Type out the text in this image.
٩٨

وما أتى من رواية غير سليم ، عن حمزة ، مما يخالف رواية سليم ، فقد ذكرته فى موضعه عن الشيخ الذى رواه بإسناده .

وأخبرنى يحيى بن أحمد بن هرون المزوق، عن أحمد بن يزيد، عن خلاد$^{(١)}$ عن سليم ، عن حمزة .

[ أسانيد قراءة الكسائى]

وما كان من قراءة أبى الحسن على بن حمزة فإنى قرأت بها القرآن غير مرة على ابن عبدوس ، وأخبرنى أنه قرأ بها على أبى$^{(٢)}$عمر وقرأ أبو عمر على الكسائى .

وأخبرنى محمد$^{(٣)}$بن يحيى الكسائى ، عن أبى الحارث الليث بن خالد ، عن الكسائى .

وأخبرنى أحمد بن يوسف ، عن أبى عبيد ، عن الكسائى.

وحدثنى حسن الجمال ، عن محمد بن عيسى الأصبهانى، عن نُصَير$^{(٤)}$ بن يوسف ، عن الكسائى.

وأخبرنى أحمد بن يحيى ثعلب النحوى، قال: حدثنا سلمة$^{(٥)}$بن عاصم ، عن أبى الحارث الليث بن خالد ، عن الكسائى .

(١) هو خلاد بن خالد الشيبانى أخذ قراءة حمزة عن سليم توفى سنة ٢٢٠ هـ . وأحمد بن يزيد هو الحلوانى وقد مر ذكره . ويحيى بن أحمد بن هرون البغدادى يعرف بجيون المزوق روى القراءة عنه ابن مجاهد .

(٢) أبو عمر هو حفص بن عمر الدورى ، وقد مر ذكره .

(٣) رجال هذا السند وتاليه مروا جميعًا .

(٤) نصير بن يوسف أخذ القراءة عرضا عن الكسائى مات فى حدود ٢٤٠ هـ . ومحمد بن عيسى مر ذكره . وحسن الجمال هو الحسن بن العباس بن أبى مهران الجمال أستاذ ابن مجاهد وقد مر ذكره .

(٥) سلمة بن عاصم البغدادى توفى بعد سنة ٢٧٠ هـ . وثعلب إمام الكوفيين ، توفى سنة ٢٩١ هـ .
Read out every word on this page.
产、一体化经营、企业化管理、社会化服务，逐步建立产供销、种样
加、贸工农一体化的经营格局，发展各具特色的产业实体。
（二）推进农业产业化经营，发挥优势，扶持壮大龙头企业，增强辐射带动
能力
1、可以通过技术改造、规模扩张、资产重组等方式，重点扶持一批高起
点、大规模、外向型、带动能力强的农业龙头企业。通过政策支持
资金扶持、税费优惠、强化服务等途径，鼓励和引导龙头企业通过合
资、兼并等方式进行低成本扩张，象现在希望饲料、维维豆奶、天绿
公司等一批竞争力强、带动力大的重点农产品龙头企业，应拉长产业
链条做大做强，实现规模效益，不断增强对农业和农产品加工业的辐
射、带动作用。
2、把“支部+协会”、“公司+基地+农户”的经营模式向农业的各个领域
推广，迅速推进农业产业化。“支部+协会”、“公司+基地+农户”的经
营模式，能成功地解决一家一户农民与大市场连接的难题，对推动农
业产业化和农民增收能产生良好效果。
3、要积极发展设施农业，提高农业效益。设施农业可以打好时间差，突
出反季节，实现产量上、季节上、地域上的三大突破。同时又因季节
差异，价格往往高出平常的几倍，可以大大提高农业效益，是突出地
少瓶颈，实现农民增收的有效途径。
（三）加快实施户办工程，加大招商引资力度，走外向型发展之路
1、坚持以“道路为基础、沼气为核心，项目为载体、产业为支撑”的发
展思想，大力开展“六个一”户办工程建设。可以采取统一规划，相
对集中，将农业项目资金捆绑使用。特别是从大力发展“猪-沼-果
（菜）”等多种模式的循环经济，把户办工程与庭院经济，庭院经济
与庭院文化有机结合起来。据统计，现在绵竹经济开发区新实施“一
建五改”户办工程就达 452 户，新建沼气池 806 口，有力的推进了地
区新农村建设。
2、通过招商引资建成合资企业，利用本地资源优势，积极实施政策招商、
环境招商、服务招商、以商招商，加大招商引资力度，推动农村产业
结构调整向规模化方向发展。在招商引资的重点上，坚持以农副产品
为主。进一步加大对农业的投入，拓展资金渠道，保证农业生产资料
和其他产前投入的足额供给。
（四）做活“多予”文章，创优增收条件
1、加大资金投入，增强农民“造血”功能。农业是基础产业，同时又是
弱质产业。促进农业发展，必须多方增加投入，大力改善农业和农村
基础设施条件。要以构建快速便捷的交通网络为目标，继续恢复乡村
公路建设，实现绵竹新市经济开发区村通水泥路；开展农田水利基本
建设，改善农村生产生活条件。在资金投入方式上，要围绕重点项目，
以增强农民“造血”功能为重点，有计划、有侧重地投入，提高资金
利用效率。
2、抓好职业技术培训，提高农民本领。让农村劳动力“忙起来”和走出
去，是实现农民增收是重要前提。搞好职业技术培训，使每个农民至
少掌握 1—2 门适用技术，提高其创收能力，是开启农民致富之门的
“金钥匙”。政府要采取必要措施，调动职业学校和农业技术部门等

..............................

Check each line of the records for the string "الحسن" and state how many lines contain it. Give only the number.

2